What you will do> Determine how many lines contain the string "home". Respond with that number and nothing more.

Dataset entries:
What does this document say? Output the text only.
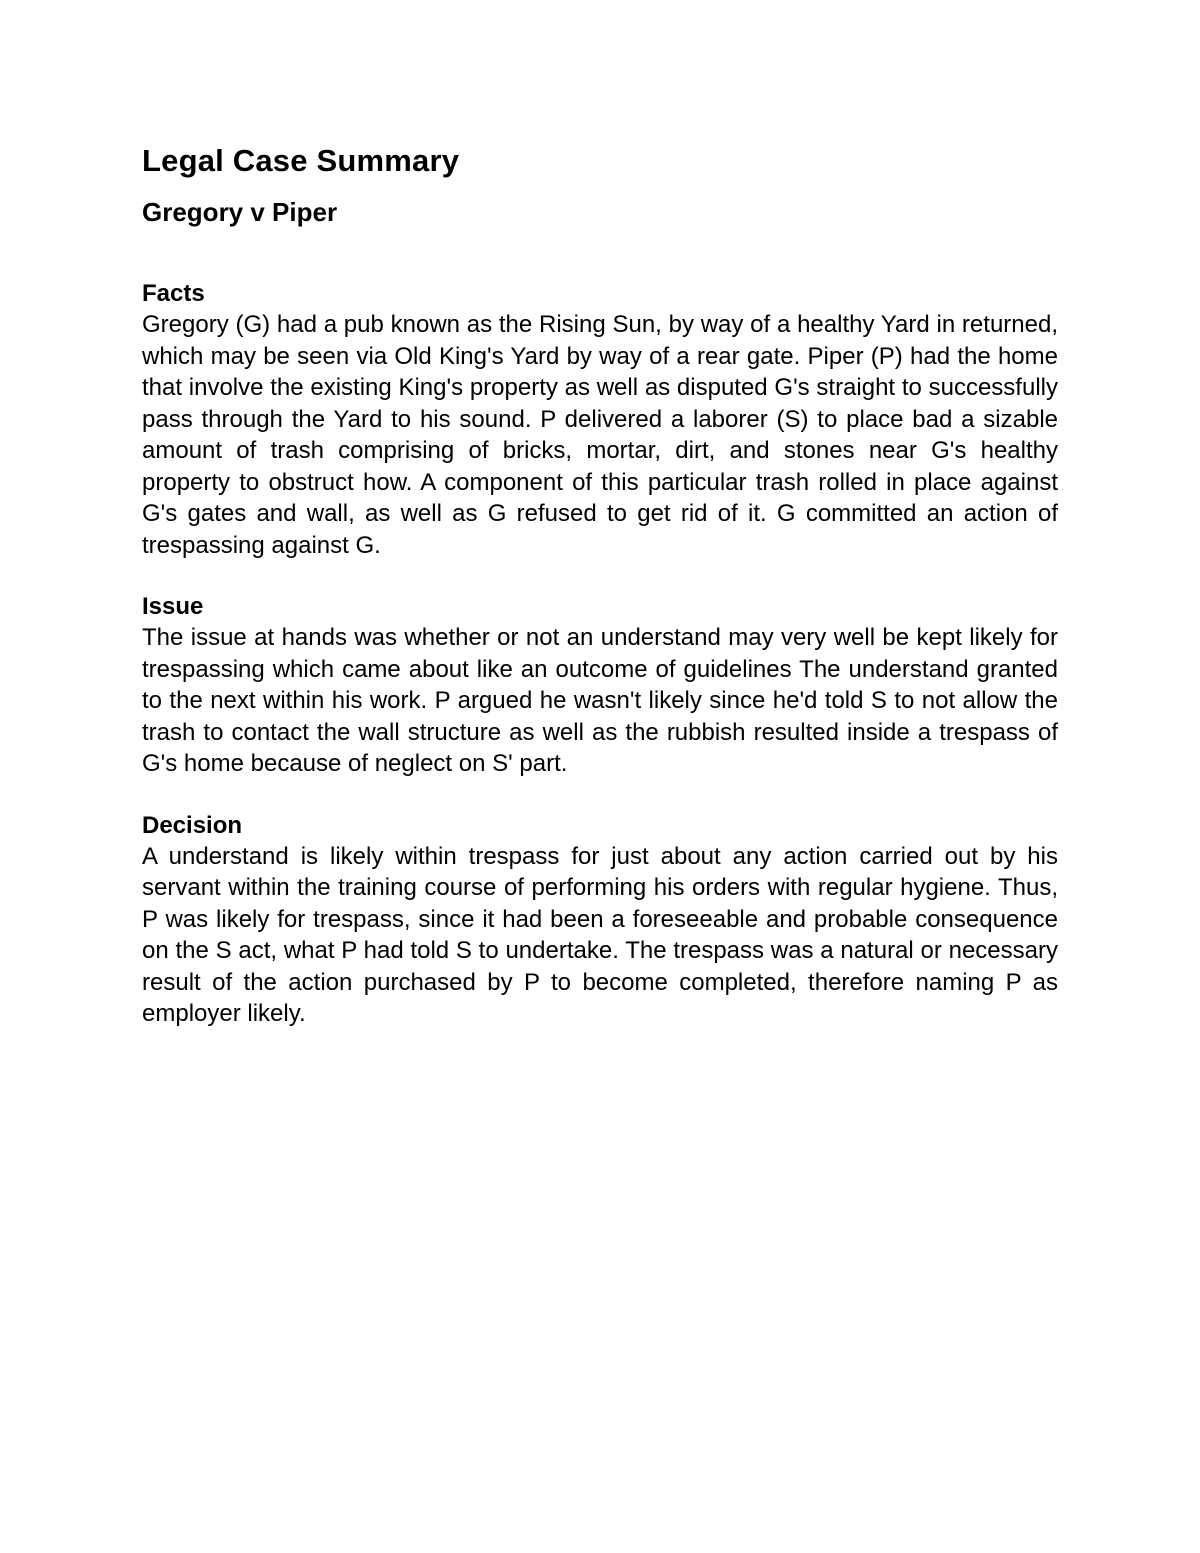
Legal Case Summary
Gregory v Piper
Facts

Gregory (G) had a pub known as the Rising Sun, by way of a healthy Yard in returned, which may be seen via Old King's Yard by way of a rear gate. Piper (P) had the home that involve the existing King's property as well as disputed G's straight to successfully pass through the Yard to his sound. P delivered a laborer (S) to place bad a sizable amount of trash comprising of bricks, mortar, dirt, and stones near G's healthy property to obstruct how. A component of this particular trash rolled in place against G's gates and wall, as well as G refused to get rid of it. G committed an action of trespassing against G.

Issue

The issue at hands was whether or not an understand may very well be kept likely for trespassing which came about like an outcome of guidelines The understand granted to the next within his work. P argued he wasn't likely since he'd told S to not allow the trash to contact the wall structure as well as the rubbish resulted inside a trespass of G's home because of neglect on S' part.

Decision

A understand is likely within trespass for just about any action carried out by his servant within the training course of performing his orders with regular hygiene. Thus, P was likely for trespass, since it had been a foreseeable and probable consequence on the S act, what P had told S to undertake. The trespass was a natural or necessary result of the action purchased by P to become completed, therefore naming P as employer likely.
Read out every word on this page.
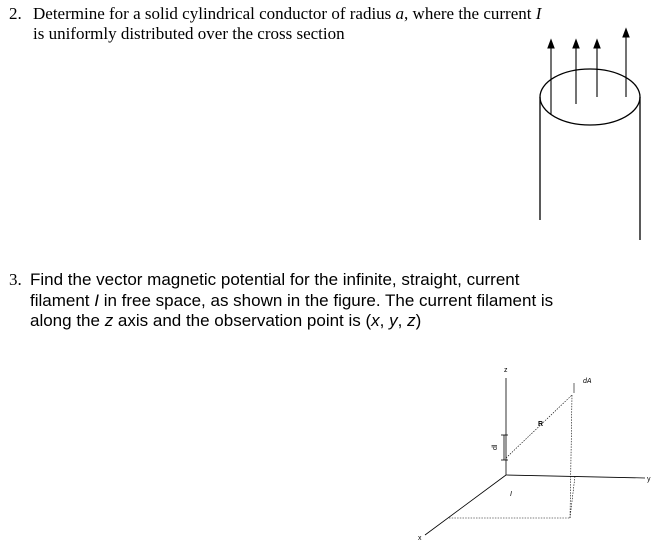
2. Determine for a solid cylindrical conductor of radius a, where the current I
is uniformly distributed over the cross section
3. Find the vector magnetic potential for the infinite, straight, current
filament I in free space, as shown in the figure. The current filament is
along the z axis and the observation point is (x, y, z)
z
y
x
R
dl
I
dA
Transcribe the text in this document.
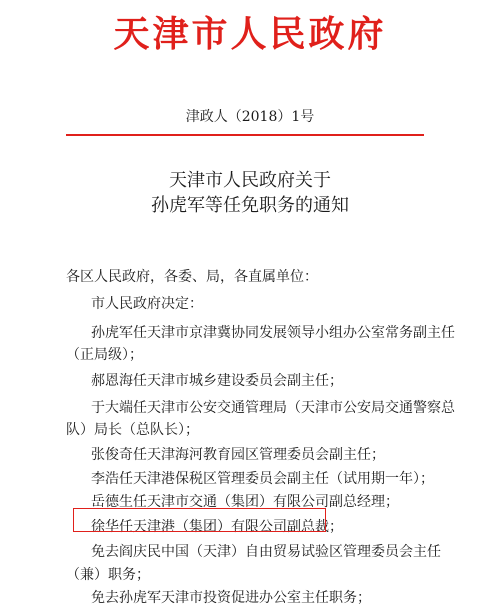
天津市人民政府
津政人（2018）1号
天津市人民政府关于
孙虎军等任免职务的通知
各区人民政府，各委、局，各直属单位：
市人民政府决定：
孙虎军任天津市京津冀协同发展领导小组办公室常务副主任
（正局级）；
郝恩海任天津市城乡建设委员会副主任；
于大端任天津市公安交通管理局（天津市公安局交通警察总
队）局长（总队长）；
张俊奇任天津海河教育园区管理委员会副主任；
李浩任天津港保税区管理委员会副主任（试用期一年）；
岳德生任天津市交通（集团）有限公司副总经理；
徐华任天津港（集团）有限公司副总裁；
免去阎庆民中国（天津）自由贸易试验区管理委员会主任
（兼）职务；
免去孙虎军天津市投资促进办公室主任职务；
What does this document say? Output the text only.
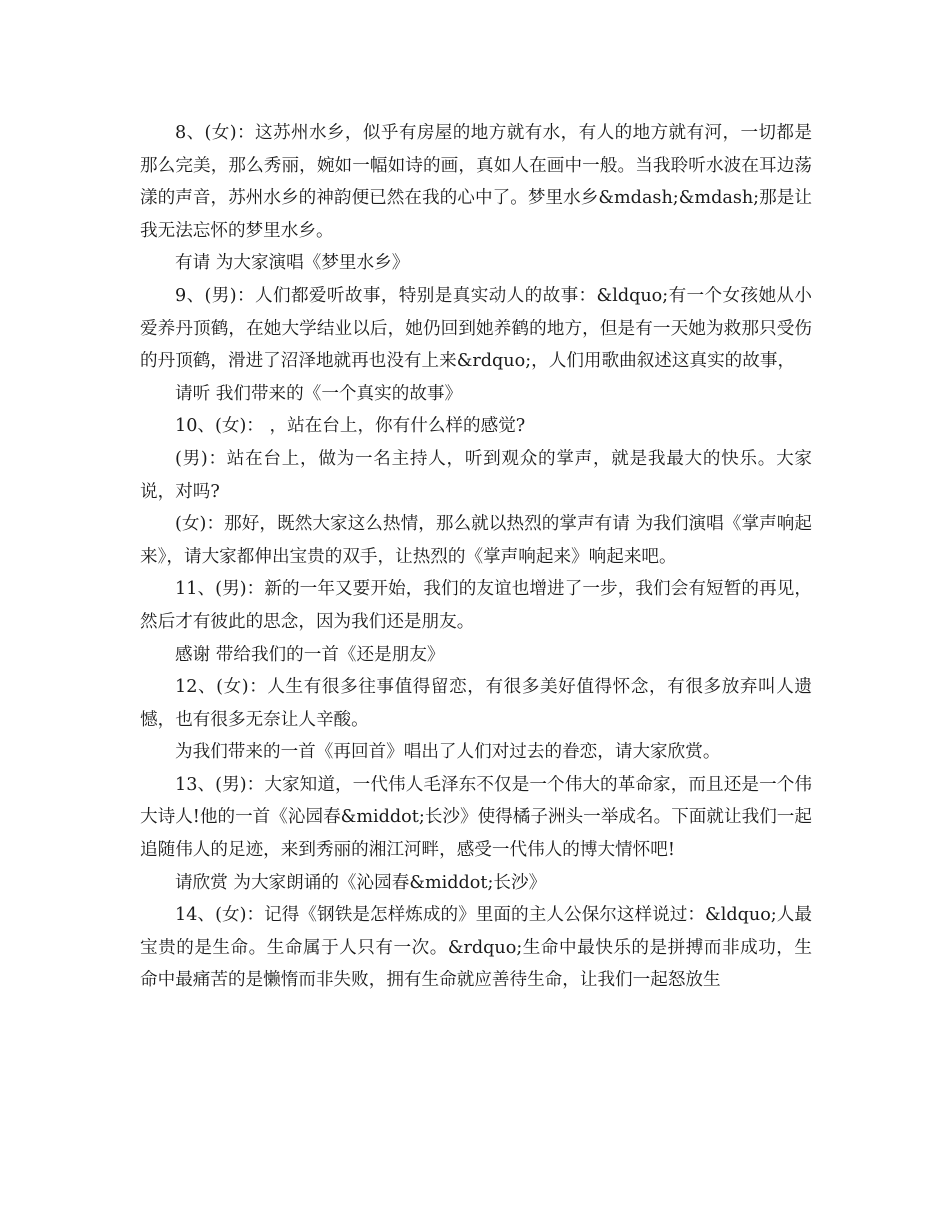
8、(女)：这苏州水乡，似乎有房屋的地方就有水，有人的地方就有河，一切都是那么完美，那么秀丽，婉如一幅如诗的画，真如人在画中一般。当我聆听水波在耳边荡漾的声音，苏州水乡的神韵便已然在我的心中了。梦里水乡&mdash;&mdash;那是让我无法忘怀的梦里水乡。

有请 为大家演唱《梦里水乡》

9、(男)：人们都爱听故事，特别是真实动人的故事：&ldquo;有一个女孩她从小爱养丹顶鹤，在她大学结业以后，她仍回到她养鹤的地方，但是有一天她为救那只受伤的丹顶鹤，滑进了沼泽地就再也没有上来&rdquo;，人们用歌曲叙述这真实的故事，

请听 我们带来的《一个真实的故事》

10、(女)： ，站在台上，你有什么样的感觉?

(男)：站在台上，做为一名主持人，听到观众的掌声，就是我最大的快乐。大家说，对吗?

(女)：那好，既然大家这么热情，那么就以热烈的掌声有请 为我们演唱《掌声响起来》，请大家都伸出宝贵的双手，让热烈的《掌声响起来》响起来吧。

11、(男)：新的一年又要开始，我们的友谊也增进了一步，我们会有短暂的再见，然后才有彼此的思念，因为我们还是朋友。

感谢 带给我们的一首《还是朋友》

12、(女)：人生有很多往事值得留恋，有很多美好值得怀念，有很多放弃叫人遗憾，也有很多无奈让人辛酸。

为我们带来的一首《再回首》唱出了人们对过去的眷恋，请大家欣赏。

13、(男)：大家知道，一代伟人毛泽东不仅是一个伟大的革命家，而且还是一个伟大诗人!他的一首《沁园春&middot;长沙》使得橘子洲头一举成名。下面就让我们一起追随伟人的足迹，来到秀丽的湘江河畔，感受一代伟人的博大情怀吧!

请欣赏 为大家朗诵的《沁园春&middot;长沙》

14、(女)：记得《钢铁是怎样炼成的》里面的主人公保尔这样说过：&ldquo;人最宝贵的是生命。生命属于人只有一次。&rdquo;生命中最快乐的是拼搏而非成功，生命中最痛苦的是懒惰而非失败，拥有生命就应善待生命，让我们一起怒放生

Result of the task> 2